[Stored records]
--------

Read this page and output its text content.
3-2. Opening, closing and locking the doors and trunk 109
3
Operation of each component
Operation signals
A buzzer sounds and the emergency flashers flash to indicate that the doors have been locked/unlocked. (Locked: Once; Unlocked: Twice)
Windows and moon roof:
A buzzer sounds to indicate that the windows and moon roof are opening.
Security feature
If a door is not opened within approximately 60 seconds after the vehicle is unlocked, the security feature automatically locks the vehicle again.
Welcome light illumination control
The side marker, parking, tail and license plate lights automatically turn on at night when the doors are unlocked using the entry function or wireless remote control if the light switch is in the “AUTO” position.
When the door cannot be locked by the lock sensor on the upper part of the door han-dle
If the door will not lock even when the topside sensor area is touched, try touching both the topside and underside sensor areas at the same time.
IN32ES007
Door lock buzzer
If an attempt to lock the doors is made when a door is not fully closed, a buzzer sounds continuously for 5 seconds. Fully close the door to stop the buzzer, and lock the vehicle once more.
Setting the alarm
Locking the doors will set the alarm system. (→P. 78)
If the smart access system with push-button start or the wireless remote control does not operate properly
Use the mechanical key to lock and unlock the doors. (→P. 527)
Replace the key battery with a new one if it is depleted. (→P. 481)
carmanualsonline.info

--------

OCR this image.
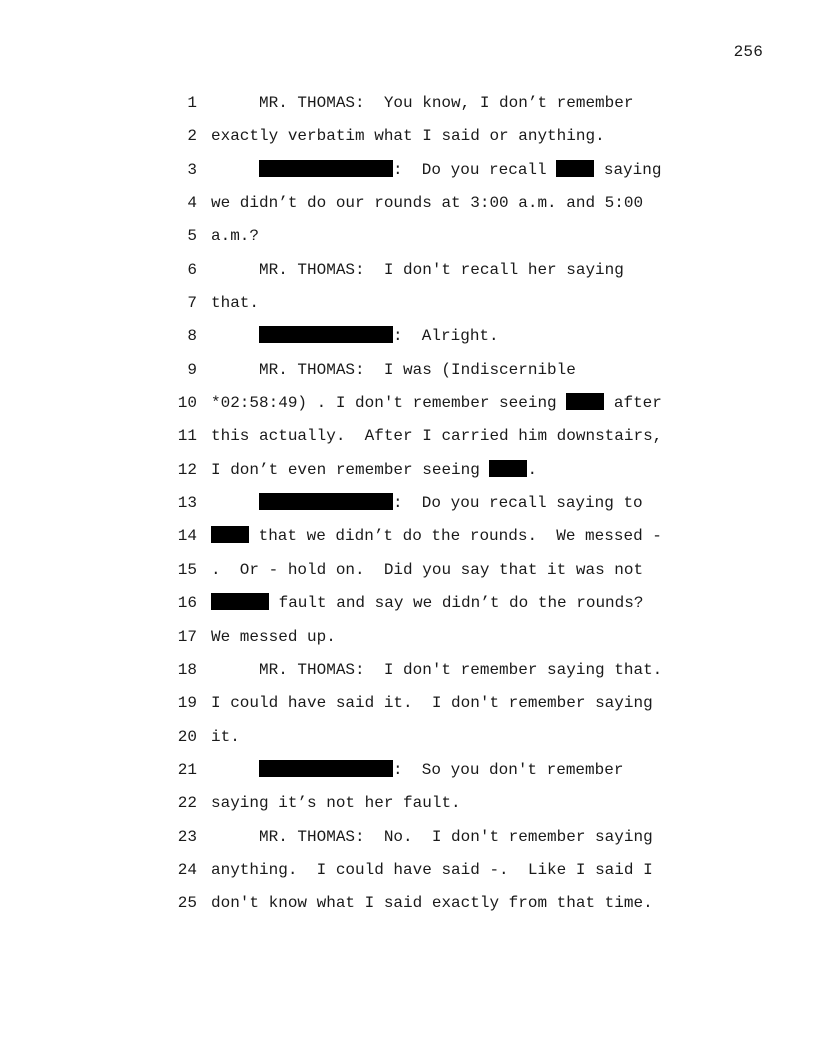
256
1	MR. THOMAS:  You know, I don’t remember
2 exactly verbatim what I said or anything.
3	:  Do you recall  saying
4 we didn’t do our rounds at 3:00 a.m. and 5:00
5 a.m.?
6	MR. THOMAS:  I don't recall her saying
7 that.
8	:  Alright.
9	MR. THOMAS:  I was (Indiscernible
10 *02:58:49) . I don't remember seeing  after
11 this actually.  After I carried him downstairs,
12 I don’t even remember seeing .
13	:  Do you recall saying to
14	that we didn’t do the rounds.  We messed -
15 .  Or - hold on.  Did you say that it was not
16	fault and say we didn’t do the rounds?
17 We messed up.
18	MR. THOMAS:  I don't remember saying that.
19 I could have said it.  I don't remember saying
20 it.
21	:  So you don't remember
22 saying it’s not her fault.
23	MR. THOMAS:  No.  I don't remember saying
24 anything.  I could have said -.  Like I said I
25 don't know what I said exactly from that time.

--------

● **INSTRUCTIONS TO FOLLOW**
Determine how many of the lines above hold the word "could", and output that number by itself.

● **SOLUTION FOR THIS EXERCISE**
2